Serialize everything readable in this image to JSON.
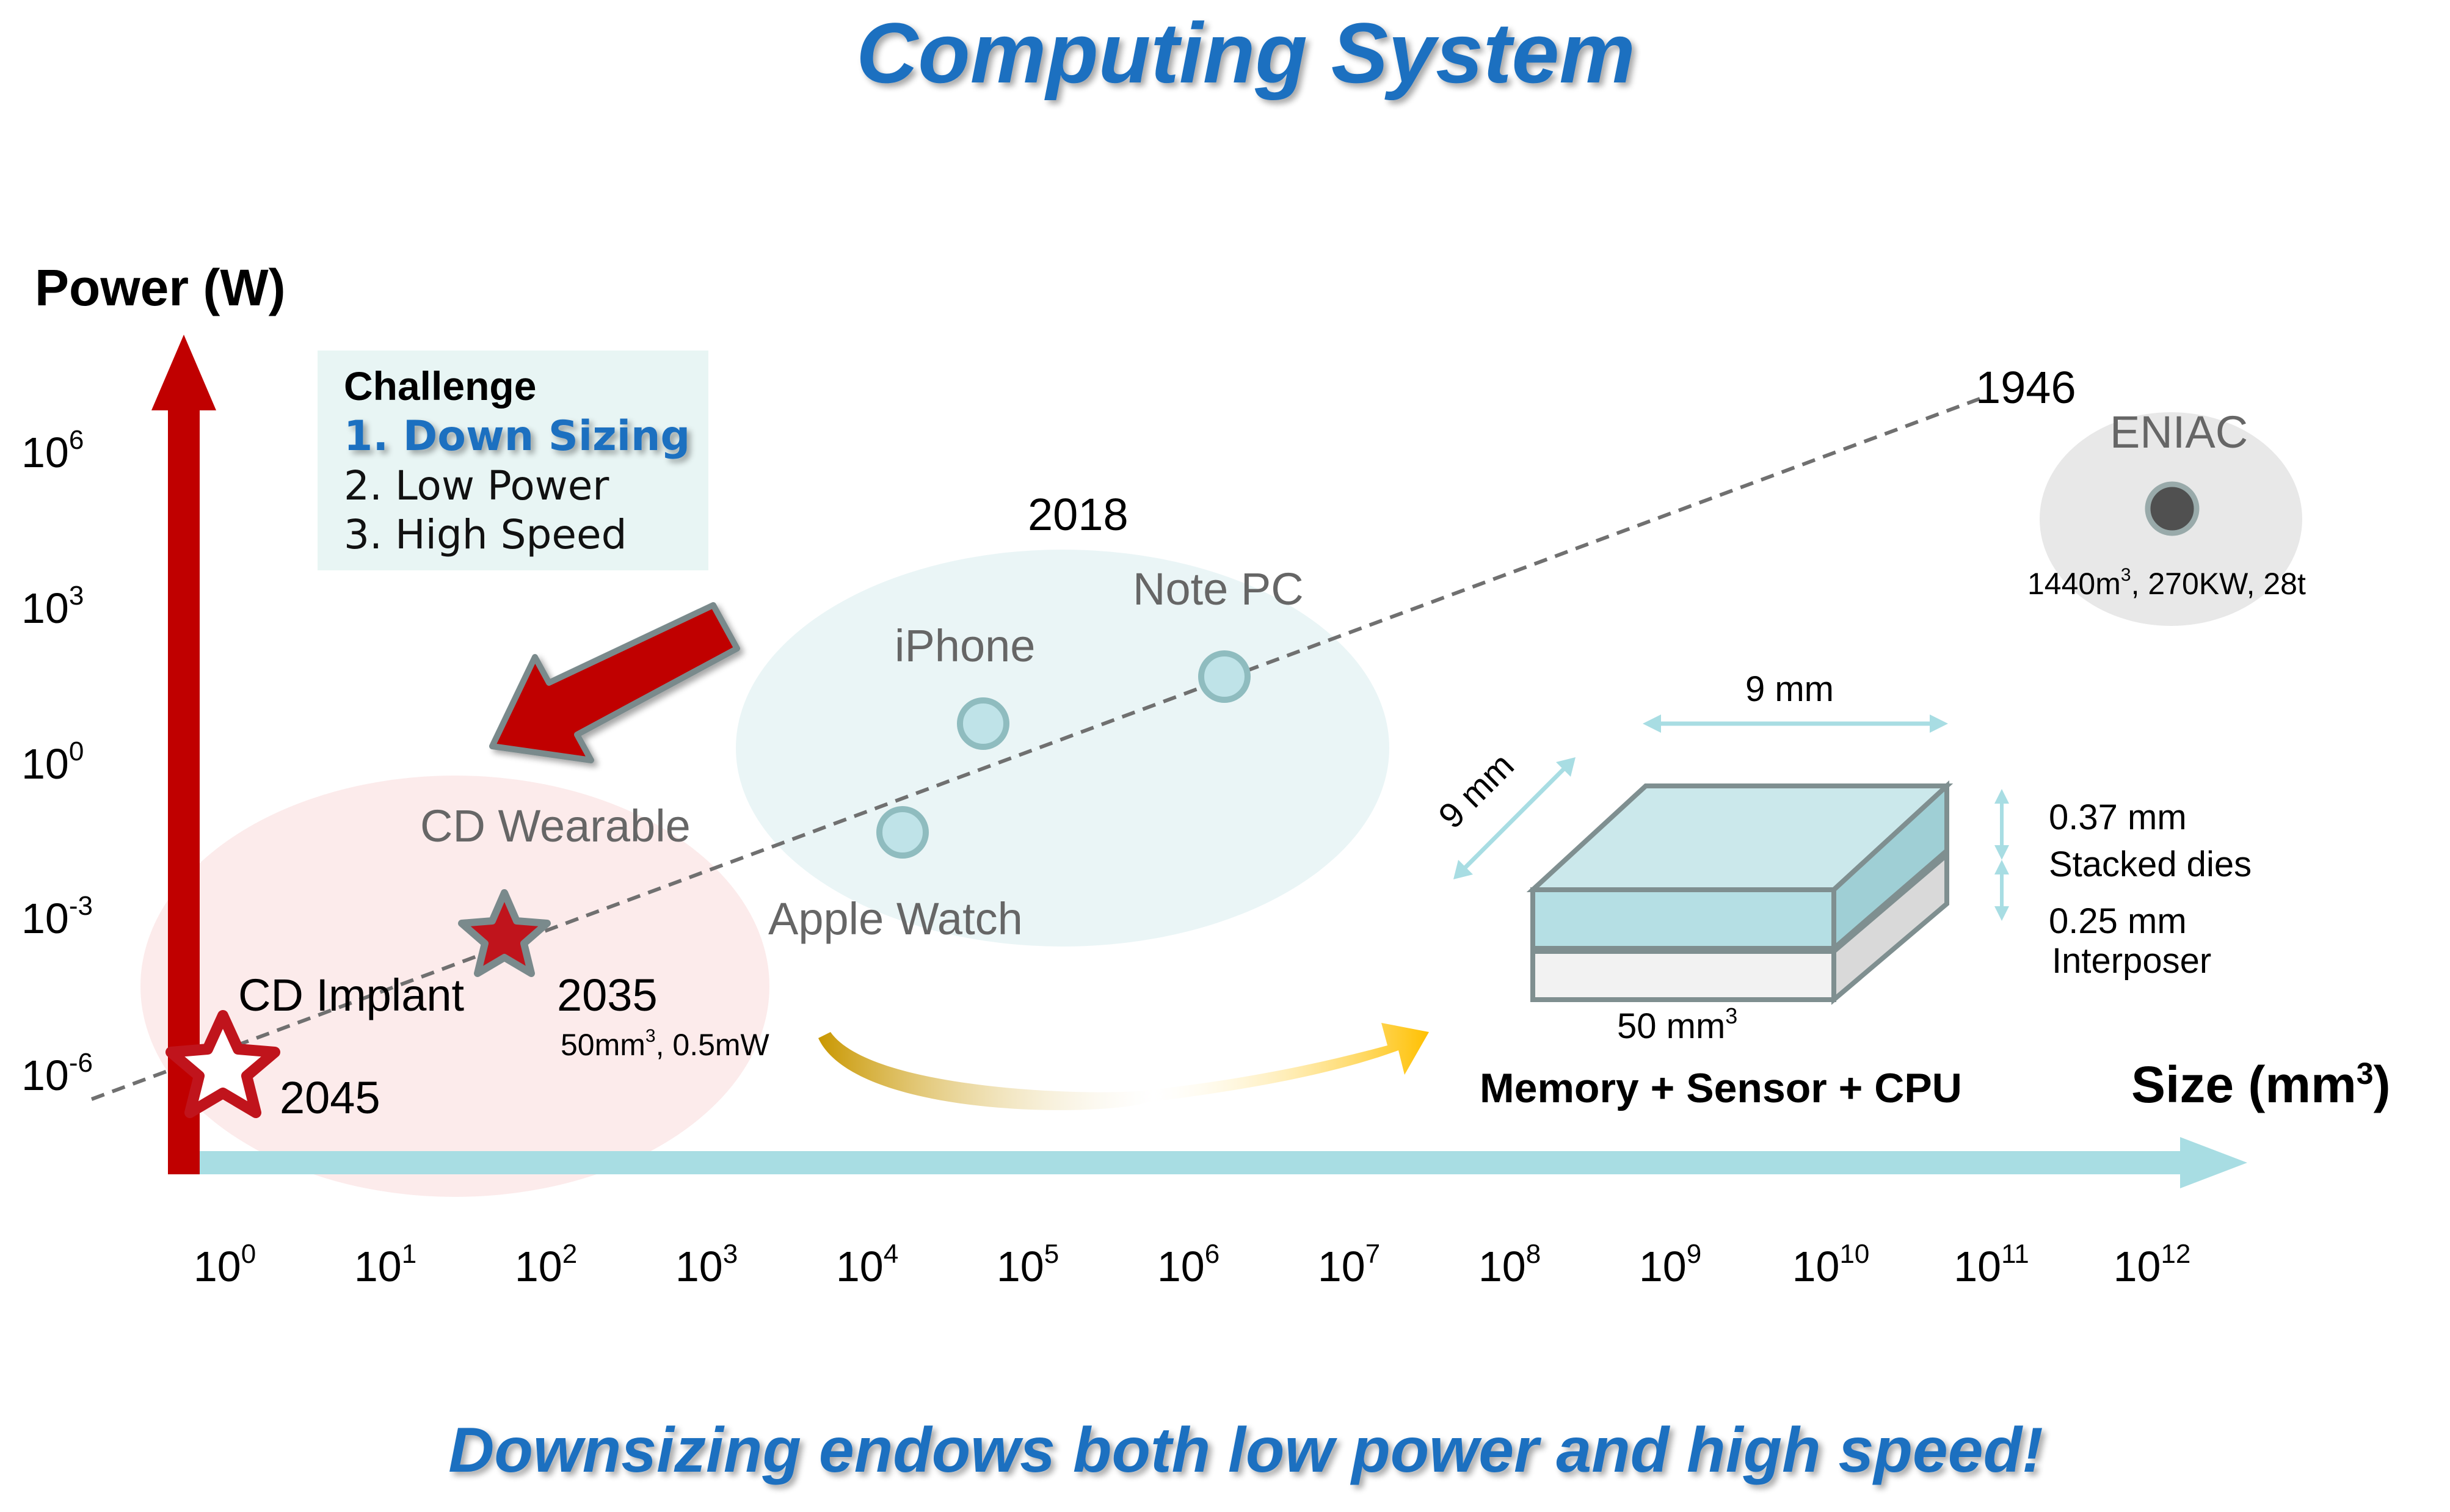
{
  "title": "Computing System",
  "footer": "Downsizing endows both low power and high speed!",
  "y_axis_label": "Power (W)",
  "x_axis_label": {
    "base": "Size (mm",
    "sup": "3",
    "close": ")"
  },
  "y_ticks": [
    {
      "base": "10",
      "exp": "6"
    },
    {
      "base": "10",
      "exp": "3"
    },
    {
      "base": "10",
      "exp": "0"
    },
    {
      "base": "10",
      "exp": "-3"
    },
    {
      "base": "10",
      "exp": "-6"
    }
  ],
  "x_ticks": [
    {
      "base": "10",
      "exp": "0"
    },
    {
      "base": "10",
      "exp": "1"
    },
    {
      "base": "10",
      "exp": "2"
    },
    {
      "base": "10",
      "exp": "3"
    },
    {
      "base": "10",
      "exp": "4"
    },
    {
      "base": "10",
      "exp": "5"
    },
    {
      "base": "10",
      "exp": "6"
    },
    {
      "base": "10",
      "exp": "7"
    },
    {
      "base": "10",
      "exp": "8"
    },
    {
      "base": "10",
      "exp": "9"
    },
    {
      "base": "10",
      "exp": "10"
    },
    {
      "base": "10",
      "exp": "11"
    },
    {
      "base": "10",
      "exp": "12"
    }
  ],
  "challenge": {
    "heading": "Challenge",
    "item1": "1. Down Sizing",
    "item2": "2. Low Power",
    "item3": "3. High Speed"
  },
  "labels": {
    "year_1946": "1946",
    "eniac": "ENIAC",
    "eniac_specs": {
      "a": "1440m",
      "sup": "3",
      "b": ", 270KW, 28t"
    },
    "year_2018": "2018",
    "note_pc": "Note PC",
    "iphone": "iPhone",
    "apple_watch": "Apple Watch",
    "cd_wearable": "CD Wearable",
    "cd_implant": "CD Implant",
    "year_2035": "2035",
    "specs_2035": {
      "a": "50mm",
      "sup": "3",
      "b": ", 0.5mW"
    },
    "year_2045": "2045"
  },
  "chip": {
    "width_label": "9 mm",
    "depth_label": "9 mm",
    "volume": {
      "a": "50 mm",
      "sup": "3"
    },
    "stack_height": "0.37 mm",
    "stack_name": "Stacked dies",
    "interposer_height": "0.25 mm",
    "interposer_name": "Interposer",
    "caption": "Memory + Sensor + CPU"
  },
  "colors": {
    "title_blue": "#1f6fc0",
    "axis_red": "#c00000",
    "axis_cyan": "#a8dde3",
    "bubble_fill": "#bfe3e8",
    "bubble_stroke": "#8fbcbf",
    "eniac_dot": "#505050",
    "trend_line": "#707070",
    "star_red": "#c0141c",
    "curve_gold": "#e6a800"
  }
}
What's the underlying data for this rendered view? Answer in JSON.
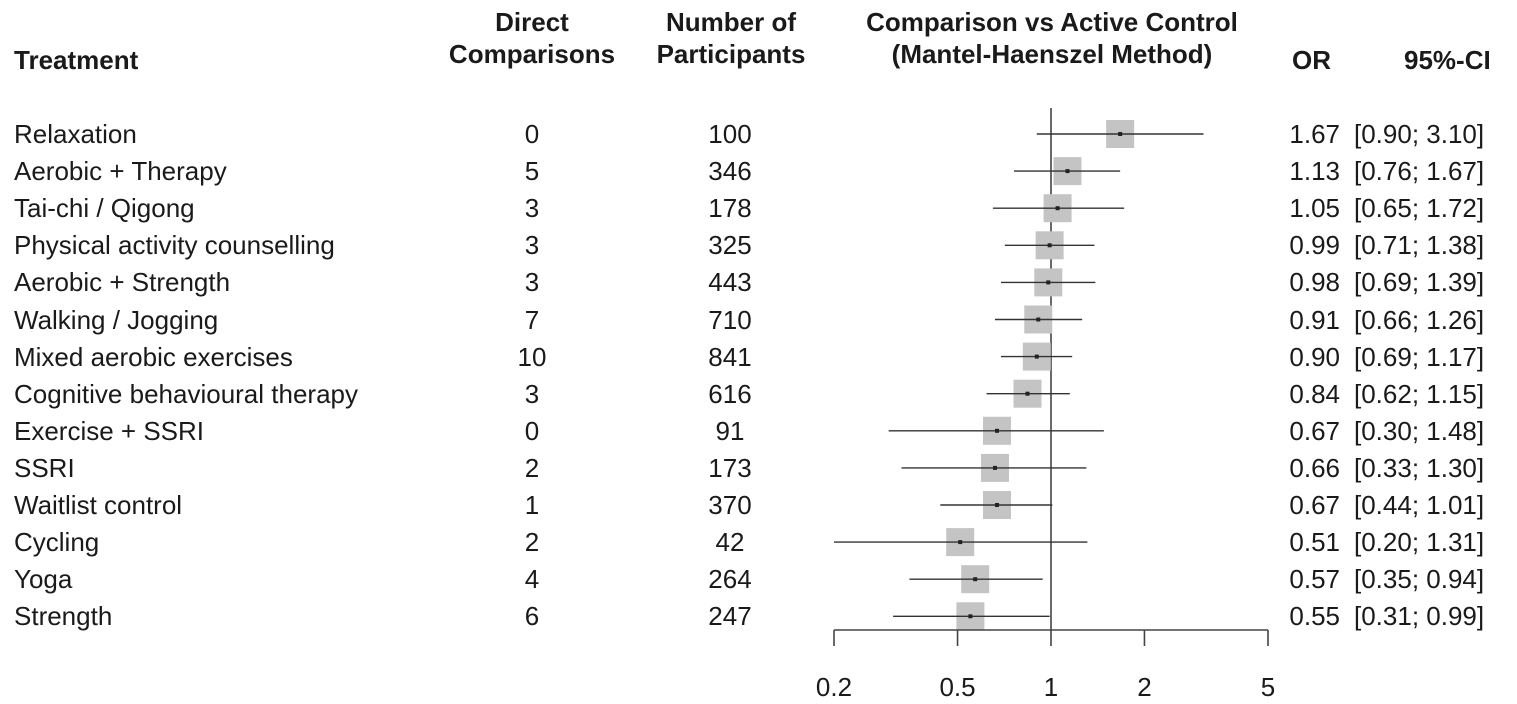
{
  "headers": {
    "treatment": "Treatment",
    "direct_line1": "Direct",
    "direct_line2": "Comparisons",
    "participants_line1": "Number of",
    "participants_line2": "Participants",
    "comparison_line1": "Comparison vs Active Control",
    "comparison_line2": "(Mantel-Haenszel Method)",
    "or": "OR",
    "ci": "95%-CI"
  },
  "rows": [
    {
      "name": "Relaxation",
      "direct": "0",
      "participants": "100",
      "or_text": "1.67",
      "ci_text": "[0.90; 3.10]"
    },
    {
      "name": "Aerobic + Therapy",
      "direct": "5",
      "participants": "346",
      "or_text": "1.13",
      "ci_text": "[0.76; 1.67]"
    },
    {
      "name": "Tai-chi / Qigong",
      "direct": "3",
      "participants": "178",
      "or_text": "1.05",
      "ci_text": "[0.65; 1.72]"
    },
    {
      "name": "Physical activity counselling",
      "direct": "3",
      "participants": "325",
      "or_text": "0.99",
      "ci_text": "[0.71; 1.38]"
    },
    {
      "name": "Aerobic + Strength",
      "direct": "3",
      "participants": "443",
      "or_text": "0.98",
      "ci_text": "[0.69; 1.39]"
    },
    {
      "name": "Walking / Jogging",
      "direct": "7",
      "participants": "710",
      "or_text": "0.91",
      "ci_text": "[0.66; 1.26]"
    },
    {
      "name": "Mixed aerobic exercises",
      "direct": "10",
      "participants": "841",
      "or_text": "0.90",
      "ci_text": "[0.69; 1.17]"
    },
    {
      "name": "Cognitive behavioural therapy",
      "direct": "3",
      "participants": "616",
      "or_text": "0.84",
      "ci_text": "[0.62; 1.15]"
    },
    {
      "name": "Exercise + SSRI",
      "direct": "0",
      "participants": "91",
      "or_text": "0.67",
      "ci_text": "[0.30; 1.48]"
    },
    {
      "name": "SSRI",
      "direct": "2",
      "participants": "173",
      "or_text": "0.66",
      "ci_text": "[0.33; 1.30]"
    },
    {
      "name": "Waitlist control",
      "direct": "1",
      "participants": "370",
      "or_text": "0.67",
      "ci_text": "[0.44; 1.01]"
    },
    {
      "name": "Cycling",
      "direct": "2",
      "participants": "42",
      "or_text": "0.51",
      "ci_text": "[0.20; 1.31]"
    },
    {
      "name": "Yoga",
      "direct": "4",
      "participants": "264",
      "or_text": "0.57",
      "ci_text": "[0.35; 0.94]"
    },
    {
      "name": "Strength",
      "direct": "6",
      "participants": "247",
      "or_text": "0.55",
      "ci_text": "[0.31; 0.99]"
    }
  ],
  "chart_data": {
    "type": "forest",
    "scale": "log",
    "xlim": [
      0.2,
      5
    ],
    "ticks": [
      0.2,
      0.5,
      1,
      2,
      5
    ],
    "tick_labels": [
      "0.2",
      "0.5",
      "1",
      "2",
      "5"
    ],
    "reference_line": 1,
    "categories": [
      "Relaxation",
      "Aerobic + Therapy",
      "Tai-chi / Qigong",
      "Physical activity counselling",
      "Aerobic + Strength",
      "Walking / Jogging",
      "Mixed aerobic exercises",
      "Cognitive behavioural therapy",
      "Exercise + SSRI",
      "SSRI",
      "Waitlist control",
      "Cycling",
      "Yoga",
      "Strength"
    ],
    "or": [
      1.67,
      1.13,
      1.05,
      0.99,
      0.98,
      0.91,
      0.9,
      0.84,
      0.67,
      0.66,
      0.67,
      0.51,
      0.57,
      0.55
    ],
    "ci_lower": [
      0.9,
      0.76,
      0.65,
      0.71,
      0.69,
      0.66,
      0.69,
      0.62,
      0.3,
      0.33,
      0.44,
      0.2,
      0.35,
      0.31
    ],
    "ci_upper": [
      3.1,
      1.67,
      1.72,
      1.38,
      1.39,
      1.26,
      1.17,
      1.15,
      1.48,
      1.3,
      1.01,
      1.31,
      0.94,
      0.99
    ],
    "colors": {
      "box": "#c4c4c4",
      "line": "#333333",
      "axis": "#444444"
    }
  }
}
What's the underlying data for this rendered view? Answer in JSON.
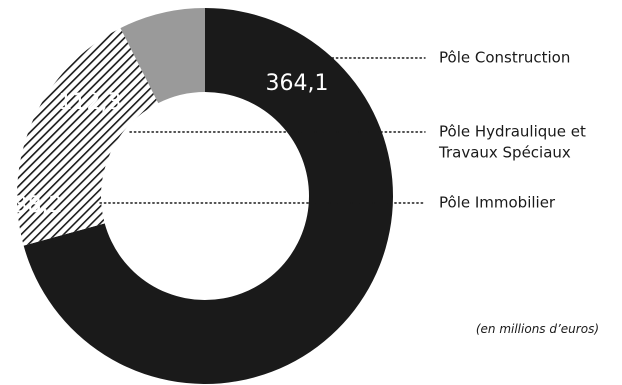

> _TASK TO COMPLETE_: Exclude the images and reproduce the remaining data exactly.

> _EXERCISE RESPONSE_:
Serialize everything readable in this image to JSON.
{
  "title": "Computing System",
  "footer": "Downsizing endows both low power and high speed!",
  "y_axis_label": "Power (W)",
  "x_axis_label": {
    "base": "Size (mm",
    "sup": "3",
    "close": ")"
  },
  "y_ticks": [
    {
      "base": "10",
      "exp": "6"
    },
    {
      "base": "10",
      "exp": "3"
    },
    {
      "base": "10",
      "exp": "0"
    },
    {
      "base": "10",
      "exp": "-3"
    },
    {
      "base": "10",
      "exp": "-6"
    }
  ],
  "x_ticks": [
    {
      "base": "10",
      "exp": "0"
    },
    {
      "base": "10",
      "exp": "1"
    },
    {
      "base": "10",
      "exp": "2"
    },
    {
      "base": "10",
      "exp": "3"
    },
    {
      "base": "10",
      "exp": "4"
    },
    {
      "base": "10",
      "exp": "5"
    },
    {
      "base": "10",
      "exp": "6"
    },
    {
      "base": "10",
      "exp": "7"
    },
    {
      "base": "10",
      "exp": "8"
    },
    {
      "base": "10",
      "exp": "9"
    },
    {
      "base": "10",
      "exp": "10"
    },
    {
      "base": "10",
      "exp": "11"
    },
    {
      "base": "10",
      "exp": "12"
    }
  ],
  "challenge": {
    "heading": "Challenge",
    "item1": "1. Down Sizing",
    "item2": "2. Low Power",
    "item3": "3. High Speed"
  },
  "labels": {
    "year_1946": "1946",
    "eniac": "ENIAC",
    "eniac_specs": {
      "a": "1440m",
      "sup": "3",
      "b": ", 270KW, 28t"
    },
    "year_2018": "2018",
    "note_pc": "Note PC",
    "iphone": "iPhone",
    "apple_watch": "Apple Watch",
    "cd_wearable": "CD Wearable",
    "cd_implant": "CD Implant",
    "year_2035": "2035",
    "specs_2035": {
      "a": "50mm",
      "sup": "3",
      "b": ", 0.5mW"
    },
    "year_2045": "2045"
  },
  "chip": {
    "width_label": "9 mm",
    "depth_label": "9 mm",
    "volume": {
      "a": "50 mm",
      "sup": "3"
    },
    "stack_height": "0.37 mm",
    "stack_name": "Stacked dies",
    "interposer_height": "0.25 mm",
    "interposer_name": "Interposer",
    "caption": "Memory + Sensor + CPU"
  },
  "colors": {
    "title_blue": "#1f6fc0",
    "axis_red": "#c00000",
    "axis_cyan": "#a8dde3",
    "bubble_fill": "#bfe3e8",
    "bubble_stroke": "#8fbcbf",
    "eniac_dot": "#505050",
    "trend_line": "#707070",
    "star_red": "#c0141c",
    "curve_gold": "#e6a800"
  }
}
What's the underlying data for this rendered view? Answer in JSON.
{
  "headers": {
    "treatment": "Treatment",
    "direct_line1": "Direct",
    "direct_line2": "Comparisons",
    "participants_line1": "Number of",
    "participants_line2": "Participants",
    "comparison_line1": "Comparison vs Active Control",
    "comparison_line2": "(Mantel-Haenszel Method)",
    "or": "OR",
    "ci": "95%-CI"
  },
  "rows": [
    {
      "name": "Relaxation",
      "direct": "0",
      "participants": "100",
      "or_text": "1.67",
      "ci_text": "[0.90; 3.10]"
    },
    {
      "name": "Aerobic + Therapy",
      "direct": "5",
      "participants": "346",
      "or_text": "1.13",
      "ci_text": "[0.76; 1.67]"
    },
    {
      "name": "Tai-chi / Qigong",
      "direct": "3",
      "participants": "178",
      "or_text": "1.05",
      "ci_text": "[0.65; 1.72]"
    },
    {
      "name": "Physical activity counselling",
      "direct": "3",
      "participants": "325",
      "or_text": "0.99",
      "ci_text": "[0.71; 1.38]"
    },
    {
      "name": "Aerobic + Strength",
      "direct": "3",
      "participants": "443",
      "or_text": "0.98",
      "ci_text": "[0.69; 1.39]"
    },
    {
      "name": "Walking / Jogging",
      "direct": "7",
      "participants": "710",
      "or_text": "0.91",
      "ci_text": "[0.66; 1.26]"
    },
    {
      "name": "Mixed aerobic exercises",
      "direct": "10",
      "participants": "841",
      "or_text": "0.90",
      "ci_text": "[0.69; 1.17]"
    },
    {
      "name": "Cognitive behavioural therapy",
      "direct": "3",
      "participants": "616",
      "or_text": "0.84",
      "ci_text": "[0.62; 1.15]"
    },
    {
      "name": "Exercise + SSRI",
      "direct": "0",
      "participants": "91",
      "or_text": "0.67",
      "ci_text": "[0.30; 1.48]"
    },
    {
      "name": "SSRI",
      "direct": "2",
      "participants": "173",
      "or_text": "0.66",
      "ci_text": "[0.33; 1.30]"
    },
    {
      "name": "Waitlist control",
      "direct": "1",
      "participants": "370",
      "or_text": "0.67",
      "ci_text": "[0.44; 1.01]"
    },
    {
      "name": "Cycling",
      "direct": "2",
      "participants": "42",
      "or_text": "0.51",
      "ci_text": "[0.20; 1.31]"
    },
    {
      "name": "Yoga",
      "direct": "4",
      "participants": "264",
      "or_text": "0.57",
      "ci_text": "[0.35; 0.94]"
    },
    {
      "name": "Strength",
      "direct": "6",
      "participants": "247",
      "or_text": "0.55",
      "ci_text": "[0.31; 0.99]"
    }
  ],
  "chart_data": {
    "type": "forest",
    "scale": "log",
    "xlim": [
      0.2,
      5
    ],
    "ticks": [
      0.2,
      0.5,
      1,
      2,
      5
    ],
    "tick_labels": [
      "0.2",
      "0.5",
      "1",
      "2",
      "5"
    ],
    "reference_line": 1,
    "categories": [
      "Relaxation",
      "Aerobic + Therapy",
      "Tai-chi / Qigong",
      "Physical activity counselling",
      "Aerobic + Strength",
      "Walking / Jogging",
      "Mixed aerobic exercises",
      "Cognitive behavioural therapy",
      "Exercise + SSRI",
      "SSRI",
      "Waitlist control",
      "Cycling",
      "Yoga",
      "Strength"
    ],
    "or": [
      1.67,
      1.13,
      1.05,
      0.99,
      0.98,
      0.91,
      0.9,
      0.84,
      0.67,
      0.66,
      0.67,
      0.51,
      0.57,
      0.55
    ],
    "ci_lower": [
      0.9,
      0.76,
      0.65,
      0.71,
      0.69,
      0.66,
      0.69,
      0.62,
      0.3,
      0.33,
      0.44,
      0.2,
      0.35,
      0.31
    ],
    "ci_upper": [
      3.1,
      1.67,
      1.72,
      1.38,
      1.39,
      1.26,
      1.17,
      1.15,
      1.48,
      1.3,
      1.01,
      1.31,
      0.94,
      0.99
    ],
    "colors": {
      "box": "#c4c4c4",
      "line": "#333333",
      "axis": "#444444"
    }
  }
}
What's the underlying data for this rendered view? Answer in JSON.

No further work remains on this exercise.